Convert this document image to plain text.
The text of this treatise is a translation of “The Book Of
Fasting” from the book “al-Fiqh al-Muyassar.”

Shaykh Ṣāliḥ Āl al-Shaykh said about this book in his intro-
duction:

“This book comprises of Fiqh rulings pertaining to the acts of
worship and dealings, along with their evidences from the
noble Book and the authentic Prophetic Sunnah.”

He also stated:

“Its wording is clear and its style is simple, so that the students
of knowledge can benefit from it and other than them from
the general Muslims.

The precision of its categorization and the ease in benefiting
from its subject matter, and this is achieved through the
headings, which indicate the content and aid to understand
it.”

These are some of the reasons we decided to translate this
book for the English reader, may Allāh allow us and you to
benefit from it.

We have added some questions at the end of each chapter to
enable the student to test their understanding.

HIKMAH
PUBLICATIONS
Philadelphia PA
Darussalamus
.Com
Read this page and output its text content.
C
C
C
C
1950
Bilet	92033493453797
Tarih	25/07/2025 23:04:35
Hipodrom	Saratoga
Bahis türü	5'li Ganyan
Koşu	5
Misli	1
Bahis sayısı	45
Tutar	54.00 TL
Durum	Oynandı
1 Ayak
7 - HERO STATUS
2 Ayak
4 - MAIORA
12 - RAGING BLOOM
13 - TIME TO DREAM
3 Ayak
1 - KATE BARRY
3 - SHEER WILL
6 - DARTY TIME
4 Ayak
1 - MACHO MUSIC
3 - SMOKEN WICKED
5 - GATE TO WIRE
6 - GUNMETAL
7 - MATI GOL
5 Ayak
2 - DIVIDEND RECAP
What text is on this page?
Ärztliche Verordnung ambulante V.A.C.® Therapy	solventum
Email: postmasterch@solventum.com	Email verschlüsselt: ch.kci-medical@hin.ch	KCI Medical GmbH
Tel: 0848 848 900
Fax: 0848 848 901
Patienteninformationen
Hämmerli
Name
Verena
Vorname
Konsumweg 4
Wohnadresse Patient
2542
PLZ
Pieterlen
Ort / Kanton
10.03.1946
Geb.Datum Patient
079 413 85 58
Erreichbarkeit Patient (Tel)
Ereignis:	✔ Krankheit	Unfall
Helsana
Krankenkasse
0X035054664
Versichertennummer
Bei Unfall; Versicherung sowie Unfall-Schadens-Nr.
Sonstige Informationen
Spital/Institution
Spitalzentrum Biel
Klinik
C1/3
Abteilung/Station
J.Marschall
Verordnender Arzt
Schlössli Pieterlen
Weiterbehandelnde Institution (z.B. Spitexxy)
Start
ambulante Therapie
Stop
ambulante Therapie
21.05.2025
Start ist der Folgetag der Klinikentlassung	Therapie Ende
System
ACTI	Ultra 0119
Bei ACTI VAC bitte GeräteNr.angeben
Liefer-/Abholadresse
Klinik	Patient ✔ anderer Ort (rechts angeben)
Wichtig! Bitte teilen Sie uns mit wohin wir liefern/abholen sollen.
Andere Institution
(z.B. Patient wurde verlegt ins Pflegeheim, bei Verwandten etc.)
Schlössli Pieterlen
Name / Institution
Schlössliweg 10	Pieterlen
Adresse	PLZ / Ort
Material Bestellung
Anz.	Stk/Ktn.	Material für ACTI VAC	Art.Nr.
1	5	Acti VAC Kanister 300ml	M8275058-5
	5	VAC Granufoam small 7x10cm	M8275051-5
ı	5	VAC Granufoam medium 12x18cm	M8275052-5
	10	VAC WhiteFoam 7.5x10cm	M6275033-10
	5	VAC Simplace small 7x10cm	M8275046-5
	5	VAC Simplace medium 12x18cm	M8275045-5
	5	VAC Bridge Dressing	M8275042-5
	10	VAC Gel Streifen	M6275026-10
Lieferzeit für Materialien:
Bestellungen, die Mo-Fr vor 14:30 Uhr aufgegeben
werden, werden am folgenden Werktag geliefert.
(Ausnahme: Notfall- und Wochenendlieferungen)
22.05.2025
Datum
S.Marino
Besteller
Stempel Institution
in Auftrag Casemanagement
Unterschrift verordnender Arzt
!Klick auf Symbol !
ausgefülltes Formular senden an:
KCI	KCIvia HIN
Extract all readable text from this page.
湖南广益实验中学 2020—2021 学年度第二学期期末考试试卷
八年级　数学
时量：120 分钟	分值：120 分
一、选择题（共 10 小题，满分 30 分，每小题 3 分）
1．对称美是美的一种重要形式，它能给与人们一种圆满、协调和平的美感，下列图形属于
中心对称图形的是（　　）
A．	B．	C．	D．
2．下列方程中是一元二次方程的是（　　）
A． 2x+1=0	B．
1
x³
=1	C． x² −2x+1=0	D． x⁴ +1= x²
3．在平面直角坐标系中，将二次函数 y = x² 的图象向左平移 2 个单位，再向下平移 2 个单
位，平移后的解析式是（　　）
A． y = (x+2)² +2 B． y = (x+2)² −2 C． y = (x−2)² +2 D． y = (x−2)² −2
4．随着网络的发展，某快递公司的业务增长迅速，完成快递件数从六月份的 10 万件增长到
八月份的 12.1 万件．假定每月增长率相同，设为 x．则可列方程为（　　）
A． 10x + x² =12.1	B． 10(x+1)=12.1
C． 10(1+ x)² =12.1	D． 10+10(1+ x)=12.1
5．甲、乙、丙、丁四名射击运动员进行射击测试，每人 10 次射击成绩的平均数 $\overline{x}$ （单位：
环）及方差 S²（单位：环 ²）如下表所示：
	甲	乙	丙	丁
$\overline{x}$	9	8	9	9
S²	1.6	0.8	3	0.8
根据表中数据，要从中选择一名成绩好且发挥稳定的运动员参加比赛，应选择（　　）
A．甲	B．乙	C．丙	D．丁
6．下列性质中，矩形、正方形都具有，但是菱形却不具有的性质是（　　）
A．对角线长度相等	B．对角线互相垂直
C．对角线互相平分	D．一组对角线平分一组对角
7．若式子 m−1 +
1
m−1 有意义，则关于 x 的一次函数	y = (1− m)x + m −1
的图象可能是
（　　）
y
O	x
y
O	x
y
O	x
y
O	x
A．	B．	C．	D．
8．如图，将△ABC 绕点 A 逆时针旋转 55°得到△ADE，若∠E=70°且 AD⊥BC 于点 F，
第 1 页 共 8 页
· · · · ·
### Exercise:
Within the listing above, work out how many lines contain the string "Simplace", and reply with that number only.

### Exercise answer:
2